### [Work to be completed]
In the entries below, count each line holding the word "this". Answer with the total alone.
-------------------------
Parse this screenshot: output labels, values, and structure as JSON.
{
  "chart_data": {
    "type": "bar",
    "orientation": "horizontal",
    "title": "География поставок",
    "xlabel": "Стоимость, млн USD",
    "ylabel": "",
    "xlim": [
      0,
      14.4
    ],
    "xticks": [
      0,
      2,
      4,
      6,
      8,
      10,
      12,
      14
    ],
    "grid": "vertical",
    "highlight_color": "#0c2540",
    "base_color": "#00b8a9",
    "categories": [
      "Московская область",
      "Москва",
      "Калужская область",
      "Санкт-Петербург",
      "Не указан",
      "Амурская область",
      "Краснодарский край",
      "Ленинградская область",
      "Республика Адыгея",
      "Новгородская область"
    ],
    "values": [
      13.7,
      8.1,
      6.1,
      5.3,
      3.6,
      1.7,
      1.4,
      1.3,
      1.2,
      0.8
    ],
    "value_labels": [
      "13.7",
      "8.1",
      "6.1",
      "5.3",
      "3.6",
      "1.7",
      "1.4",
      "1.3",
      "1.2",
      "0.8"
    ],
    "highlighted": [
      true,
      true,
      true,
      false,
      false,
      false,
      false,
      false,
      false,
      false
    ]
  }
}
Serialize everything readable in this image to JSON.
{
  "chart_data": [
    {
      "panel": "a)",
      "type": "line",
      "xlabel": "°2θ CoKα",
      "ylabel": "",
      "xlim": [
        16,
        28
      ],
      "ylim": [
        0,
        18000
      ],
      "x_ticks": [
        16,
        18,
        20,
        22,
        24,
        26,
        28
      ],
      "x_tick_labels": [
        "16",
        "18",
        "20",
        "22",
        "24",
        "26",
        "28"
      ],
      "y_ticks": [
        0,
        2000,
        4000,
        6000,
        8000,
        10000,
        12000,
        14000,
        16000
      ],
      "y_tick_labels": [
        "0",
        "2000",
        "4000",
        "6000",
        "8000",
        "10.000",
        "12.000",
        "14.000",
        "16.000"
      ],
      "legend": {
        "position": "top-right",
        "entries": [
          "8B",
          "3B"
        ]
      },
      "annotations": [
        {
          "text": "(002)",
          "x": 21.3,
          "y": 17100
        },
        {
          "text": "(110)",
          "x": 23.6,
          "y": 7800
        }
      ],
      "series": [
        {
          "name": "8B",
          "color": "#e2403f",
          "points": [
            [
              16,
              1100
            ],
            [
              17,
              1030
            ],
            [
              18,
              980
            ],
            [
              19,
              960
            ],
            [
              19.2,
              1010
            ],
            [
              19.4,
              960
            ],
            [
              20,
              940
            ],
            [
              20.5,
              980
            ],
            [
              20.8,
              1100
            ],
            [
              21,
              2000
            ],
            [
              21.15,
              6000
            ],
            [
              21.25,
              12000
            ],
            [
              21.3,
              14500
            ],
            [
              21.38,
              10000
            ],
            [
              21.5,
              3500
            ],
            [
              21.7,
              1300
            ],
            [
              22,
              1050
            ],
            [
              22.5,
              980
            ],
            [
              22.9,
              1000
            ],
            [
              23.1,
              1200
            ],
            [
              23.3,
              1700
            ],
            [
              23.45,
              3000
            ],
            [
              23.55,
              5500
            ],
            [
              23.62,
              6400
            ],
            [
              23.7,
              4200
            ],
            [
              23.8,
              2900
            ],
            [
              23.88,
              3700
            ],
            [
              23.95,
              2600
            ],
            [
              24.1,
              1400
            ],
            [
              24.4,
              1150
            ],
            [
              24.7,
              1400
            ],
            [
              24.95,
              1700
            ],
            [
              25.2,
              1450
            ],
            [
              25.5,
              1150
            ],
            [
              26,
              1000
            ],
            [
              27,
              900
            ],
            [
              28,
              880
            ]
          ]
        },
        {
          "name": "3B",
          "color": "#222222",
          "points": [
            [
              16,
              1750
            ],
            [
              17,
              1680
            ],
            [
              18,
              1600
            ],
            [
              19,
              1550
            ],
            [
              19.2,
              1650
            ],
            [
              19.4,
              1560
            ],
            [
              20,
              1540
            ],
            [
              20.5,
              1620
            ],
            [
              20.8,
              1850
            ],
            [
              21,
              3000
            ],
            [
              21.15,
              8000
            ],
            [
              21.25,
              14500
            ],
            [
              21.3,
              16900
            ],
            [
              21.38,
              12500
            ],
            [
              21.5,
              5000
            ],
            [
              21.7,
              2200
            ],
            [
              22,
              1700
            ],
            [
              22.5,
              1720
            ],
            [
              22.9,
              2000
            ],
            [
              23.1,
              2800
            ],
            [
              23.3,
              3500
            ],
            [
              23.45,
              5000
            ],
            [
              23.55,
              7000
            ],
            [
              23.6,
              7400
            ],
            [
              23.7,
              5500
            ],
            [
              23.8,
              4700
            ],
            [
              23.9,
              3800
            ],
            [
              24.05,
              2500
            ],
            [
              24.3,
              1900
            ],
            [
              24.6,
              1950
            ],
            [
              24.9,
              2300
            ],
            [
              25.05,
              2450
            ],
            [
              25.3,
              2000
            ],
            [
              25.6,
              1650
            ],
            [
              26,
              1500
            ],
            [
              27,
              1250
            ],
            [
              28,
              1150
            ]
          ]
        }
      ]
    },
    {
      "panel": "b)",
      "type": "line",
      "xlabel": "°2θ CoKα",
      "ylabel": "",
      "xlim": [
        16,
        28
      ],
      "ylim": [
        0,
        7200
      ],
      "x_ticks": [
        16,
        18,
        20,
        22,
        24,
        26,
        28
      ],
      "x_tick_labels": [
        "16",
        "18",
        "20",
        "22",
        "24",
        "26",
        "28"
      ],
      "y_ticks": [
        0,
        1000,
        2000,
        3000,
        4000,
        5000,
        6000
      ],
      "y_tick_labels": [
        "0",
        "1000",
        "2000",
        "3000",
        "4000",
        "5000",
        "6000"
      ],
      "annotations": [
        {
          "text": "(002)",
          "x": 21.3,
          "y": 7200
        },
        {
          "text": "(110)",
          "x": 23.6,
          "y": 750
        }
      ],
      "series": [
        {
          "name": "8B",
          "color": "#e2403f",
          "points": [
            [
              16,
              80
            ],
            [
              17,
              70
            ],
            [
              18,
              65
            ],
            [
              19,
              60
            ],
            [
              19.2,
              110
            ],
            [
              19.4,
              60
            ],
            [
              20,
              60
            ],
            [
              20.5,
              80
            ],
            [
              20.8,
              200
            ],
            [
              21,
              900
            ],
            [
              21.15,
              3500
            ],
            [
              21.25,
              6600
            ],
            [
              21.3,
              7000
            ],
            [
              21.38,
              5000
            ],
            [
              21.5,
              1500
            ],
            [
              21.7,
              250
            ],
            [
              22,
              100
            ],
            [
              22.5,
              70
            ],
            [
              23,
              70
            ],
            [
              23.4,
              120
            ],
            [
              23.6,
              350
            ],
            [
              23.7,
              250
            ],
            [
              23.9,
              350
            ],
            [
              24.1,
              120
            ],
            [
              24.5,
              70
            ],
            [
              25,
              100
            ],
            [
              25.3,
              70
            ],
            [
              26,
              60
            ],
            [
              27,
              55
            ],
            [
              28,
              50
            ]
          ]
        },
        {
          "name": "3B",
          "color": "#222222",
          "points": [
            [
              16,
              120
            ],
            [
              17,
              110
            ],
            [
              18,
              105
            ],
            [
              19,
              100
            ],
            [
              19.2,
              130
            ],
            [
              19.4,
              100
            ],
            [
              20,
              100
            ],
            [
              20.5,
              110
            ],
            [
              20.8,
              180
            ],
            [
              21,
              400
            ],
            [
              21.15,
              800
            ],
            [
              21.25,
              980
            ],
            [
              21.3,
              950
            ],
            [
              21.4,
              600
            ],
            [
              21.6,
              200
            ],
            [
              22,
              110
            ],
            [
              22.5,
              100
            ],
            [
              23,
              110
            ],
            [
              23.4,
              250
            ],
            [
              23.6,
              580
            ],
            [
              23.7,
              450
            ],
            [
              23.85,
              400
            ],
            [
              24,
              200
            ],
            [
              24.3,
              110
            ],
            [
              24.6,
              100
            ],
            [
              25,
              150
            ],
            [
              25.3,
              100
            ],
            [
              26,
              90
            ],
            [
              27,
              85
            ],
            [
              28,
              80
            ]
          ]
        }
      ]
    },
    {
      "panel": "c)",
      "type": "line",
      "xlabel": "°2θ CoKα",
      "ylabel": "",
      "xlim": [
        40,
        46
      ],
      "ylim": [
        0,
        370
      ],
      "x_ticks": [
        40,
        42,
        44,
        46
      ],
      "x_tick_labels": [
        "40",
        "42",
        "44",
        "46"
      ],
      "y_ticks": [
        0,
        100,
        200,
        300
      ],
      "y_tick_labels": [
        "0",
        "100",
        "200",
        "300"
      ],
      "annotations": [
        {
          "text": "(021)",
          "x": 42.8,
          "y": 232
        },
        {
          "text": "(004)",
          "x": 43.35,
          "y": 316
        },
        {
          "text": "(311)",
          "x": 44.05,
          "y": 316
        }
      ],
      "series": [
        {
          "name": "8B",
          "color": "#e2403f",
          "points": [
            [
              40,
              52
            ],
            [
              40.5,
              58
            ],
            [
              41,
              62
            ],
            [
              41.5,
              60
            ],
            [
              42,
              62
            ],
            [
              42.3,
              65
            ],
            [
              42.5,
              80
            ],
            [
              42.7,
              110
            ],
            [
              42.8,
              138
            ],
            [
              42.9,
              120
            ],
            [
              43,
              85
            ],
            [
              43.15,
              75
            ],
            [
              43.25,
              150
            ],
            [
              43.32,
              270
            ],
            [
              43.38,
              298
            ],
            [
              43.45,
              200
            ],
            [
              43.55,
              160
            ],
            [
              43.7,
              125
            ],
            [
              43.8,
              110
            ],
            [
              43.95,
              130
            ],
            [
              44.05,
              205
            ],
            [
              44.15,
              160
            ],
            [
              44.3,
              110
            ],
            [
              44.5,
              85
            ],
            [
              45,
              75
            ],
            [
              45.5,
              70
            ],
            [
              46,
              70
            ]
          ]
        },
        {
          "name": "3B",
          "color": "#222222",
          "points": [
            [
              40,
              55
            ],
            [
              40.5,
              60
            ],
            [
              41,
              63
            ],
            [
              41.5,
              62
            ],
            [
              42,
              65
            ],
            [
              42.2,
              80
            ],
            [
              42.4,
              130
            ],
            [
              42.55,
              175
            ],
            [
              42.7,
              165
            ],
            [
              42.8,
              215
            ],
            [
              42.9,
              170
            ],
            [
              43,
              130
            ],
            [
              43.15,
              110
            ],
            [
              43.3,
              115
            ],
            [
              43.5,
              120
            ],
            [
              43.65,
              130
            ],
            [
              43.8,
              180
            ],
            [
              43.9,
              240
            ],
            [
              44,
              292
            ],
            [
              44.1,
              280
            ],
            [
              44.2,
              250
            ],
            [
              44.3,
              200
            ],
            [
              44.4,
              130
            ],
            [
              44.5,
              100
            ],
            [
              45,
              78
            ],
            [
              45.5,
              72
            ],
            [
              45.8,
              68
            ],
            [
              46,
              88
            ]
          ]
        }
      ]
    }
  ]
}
-------------------------
### [Complete answer]
2